## [Data to use]
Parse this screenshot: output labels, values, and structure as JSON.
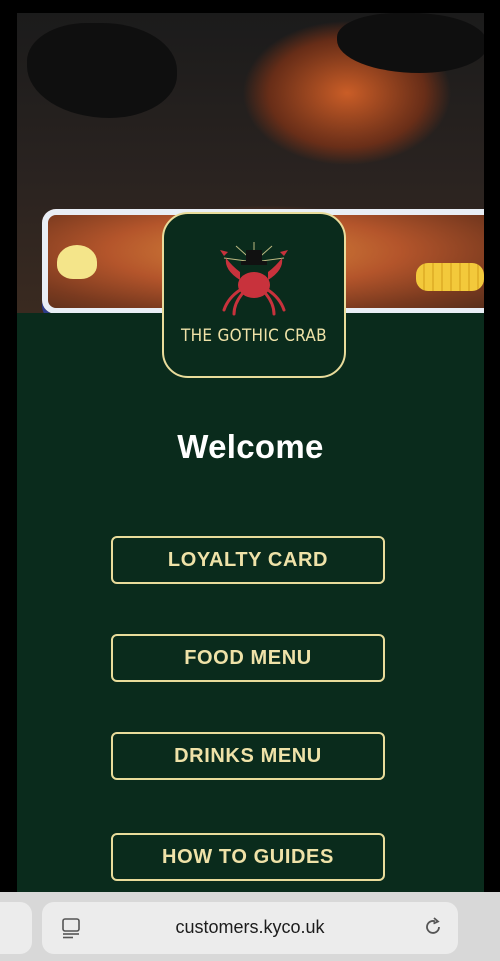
{
  "brand": {
    "name": "THE GOTHIC CRAB",
    "colors": {
      "background": "#0a2b1c",
      "accent": "#e9dc9b",
      "crab": "#c8323c"
    }
  },
  "main": {
    "welcome": "Welcome",
    "buttons": [
      {
        "label": "LOYALTY CARD"
      },
      {
        "label": "FOOD MENU"
      },
      {
        "label": "DRINKS MENU"
      },
      {
        "label": "HOW TO GUIDES"
      }
    ]
  },
  "browser": {
    "url": "customers.kyco.uk",
    "icons": [
      "page-settings-icon",
      "reload-icon"
    ]
  }
}
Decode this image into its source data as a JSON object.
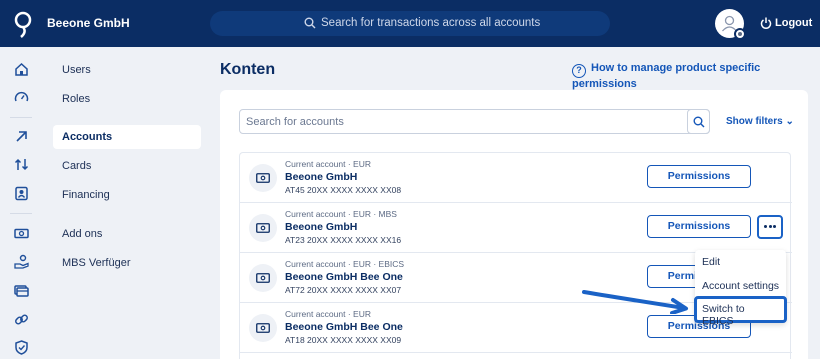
{
  "header": {
    "company": "Beeone GmbH",
    "search_placeholder": "Search for transactions across all accounts",
    "logout_label": "Logout",
    "brand_color": "#0b2d64"
  },
  "rail_icons": [
    "home-icon",
    "speedometer-icon",
    "arrow-up-right-icon",
    "transfer-icon",
    "contacts-icon",
    "cash-icon",
    "coins-hand-icon",
    "cards-icon",
    "link-icon",
    "shield-icon"
  ],
  "nav": {
    "items": [
      {
        "label": "Users"
      },
      {
        "label": "Roles"
      },
      {
        "label": "Accounts"
      },
      {
        "label": "Cards"
      },
      {
        "label": "Financing"
      },
      {
        "label": "Add ons"
      },
      {
        "label": "MBS Verfüger"
      }
    ]
  },
  "main": {
    "title": "Konten",
    "help_link": "How to manage product specific permissions",
    "search_placeholder": "Search for accounts",
    "filters_label": "Show filters"
  },
  "accounts": [
    {
      "meta": "Current account · EUR",
      "name": "Beeone GmbH",
      "iban": "AT45 20XX XXXX XXXX XX08",
      "button": "Permissions"
    },
    {
      "meta": "Current account · EUR · MBS",
      "name": "Beeone GmbH",
      "iban": "AT23 20XX XXXX XXXX XX16",
      "button": "Permissions"
    },
    {
      "meta": "Current account · EUR · EBICS",
      "name": "Beeone GmbH Bee One",
      "iban": "AT72 20XX XXXX XXXX XX07",
      "button": "Permissions"
    },
    {
      "meta": "Current account · EUR",
      "name": "Beeone GmbH Bee One",
      "iban": "AT18 20XX XXXX XXXX XX09",
      "button": "Permissions"
    }
  ],
  "context_menu": {
    "items": [
      "Edit",
      "Account settings",
      "Switch to EBICS"
    ],
    "highlight_color": "#1a62c6"
  }
}
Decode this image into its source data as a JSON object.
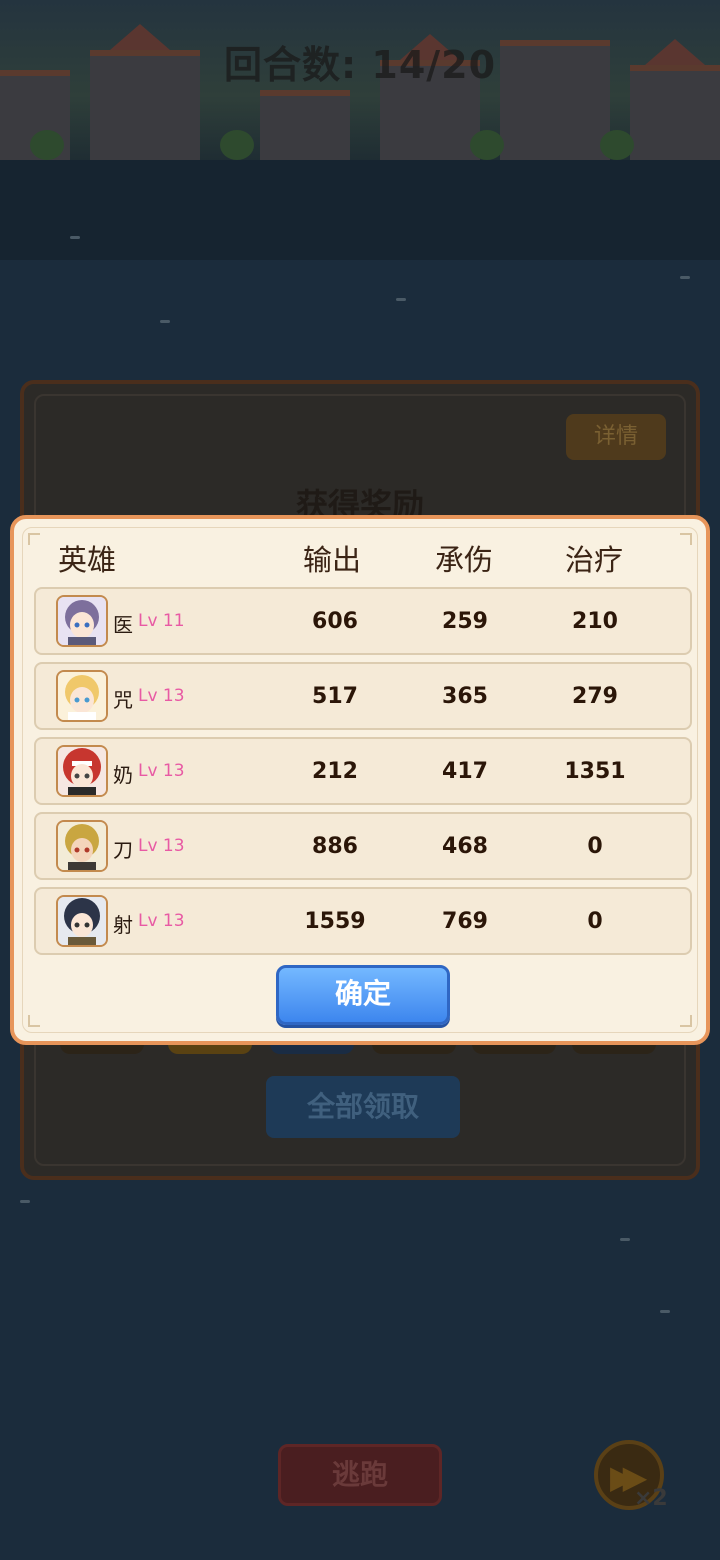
{
  "hud": {
    "round_counter": "回合数: 14/20"
  },
  "reward_panel": {
    "details_label": "详情",
    "title": "获得奖励",
    "claim_all_label": "全部领取"
  },
  "stats_dialog": {
    "headers": {
      "hero": "英雄",
      "damage": "输出",
      "tank": "承伤",
      "heal": "治疗"
    },
    "rows": [
      {
        "name": "医",
        "level": "Lv 11",
        "damage": "606",
        "tank": "259",
        "heal": "210",
        "avatar_hair": "#7d6f9c"
      },
      {
        "name": "咒",
        "level": "Lv 13",
        "damage": "517",
        "tank": "365",
        "heal": "279",
        "avatar_hair": "#f0c86a"
      },
      {
        "name": "奶",
        "level": "Lv 13",
        "damage": "212",
        "tank": "417",
        "heal": "1351",
        "avatar_hair": "#c7362f"
      },
      {
        "name": "刀",
        "level": "Lv 13",
        "damage": "886",
        "tank": "468",
        "heal": "0",
        "avatar_hair": "#c9a640"
      },
      {
        "name": "射",
        "level": "Lv 13",
        "damage": "1559",
        "tank": "769",
        "heal": "0",
        "avatar_hair": "#2c3448"
      }
    ],
    "confirm_label": "确定"
  },
  "controls": {
    "flee_label": "逃跑",
    "speed_label": "×2"
  },
  "colors": {
    "dialog_border": "#e7955a",
    "dialog_bg": "#f9f1e1",
    "level_text": "#e85aa4",
    "confirm_button": "#3d86ee"
  }
}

## [Task prompt]
Count the lines in the entries above that include the string "tank", then give only that figure.

## [Reply]
6